Stored records:
↓↓↓

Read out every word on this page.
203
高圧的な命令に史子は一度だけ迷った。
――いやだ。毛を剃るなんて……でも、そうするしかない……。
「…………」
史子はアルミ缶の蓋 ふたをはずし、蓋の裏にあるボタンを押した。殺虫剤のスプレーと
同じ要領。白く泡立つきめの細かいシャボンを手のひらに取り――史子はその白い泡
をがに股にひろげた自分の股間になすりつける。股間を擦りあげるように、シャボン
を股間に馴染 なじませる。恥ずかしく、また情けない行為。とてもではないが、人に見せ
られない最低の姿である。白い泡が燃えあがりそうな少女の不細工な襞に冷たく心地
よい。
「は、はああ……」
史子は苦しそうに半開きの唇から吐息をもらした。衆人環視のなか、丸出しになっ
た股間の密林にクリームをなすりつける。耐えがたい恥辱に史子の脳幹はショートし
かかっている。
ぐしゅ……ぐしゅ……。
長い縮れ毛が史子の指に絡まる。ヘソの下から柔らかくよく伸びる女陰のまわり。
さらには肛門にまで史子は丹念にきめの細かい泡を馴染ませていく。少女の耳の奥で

↑↑↑

All of the material above needs to be retyped word for word.

**PROBLEM SOLUTION**
Read out every word on this page.
203
高圧的な命令に史子は一度だけ迷った。
――いやだ。毛を剃るなんて……でも、そうするしかない……。
「…………」
史子はアルミ缶の蓋 ふたをはずし、蓋の裏にあるボタンを押した。殺虫剤のスプレーと
同じ要領。白く泡立つきめの細かいシャボンを手のひらに取り――史子はその白い泡
をがに股にひろげた自分の股間になすりつける。股間を擦りあげるように、シャボン
を股間に馴染 なじませる。恥ずかしく、また情けない行為。とてもではないが、人に見せ
られない最低の姿である。白い泡が燃えあがりそうな少女の不細工な襞に冷たく心地
よい。
「は、はああ……」
史子は苦しそうに半開きの唇から吐息をもらした。衆人環視のなか、丸出しになっ
た股間の密林にクリームをなすりつける。耐えがたい恥辱に史子の脳幹はショートし
かかっている。
ぐしゅ……ぐしゅ……。
長い縮れ毛が史子の指に絡まる。ヘソの下から柔らかくよく伸びる女陰のまわり。
さらには肛門にまで史子は丹念にきめの細かい泡を馴染ませていく。少女の耳の奥で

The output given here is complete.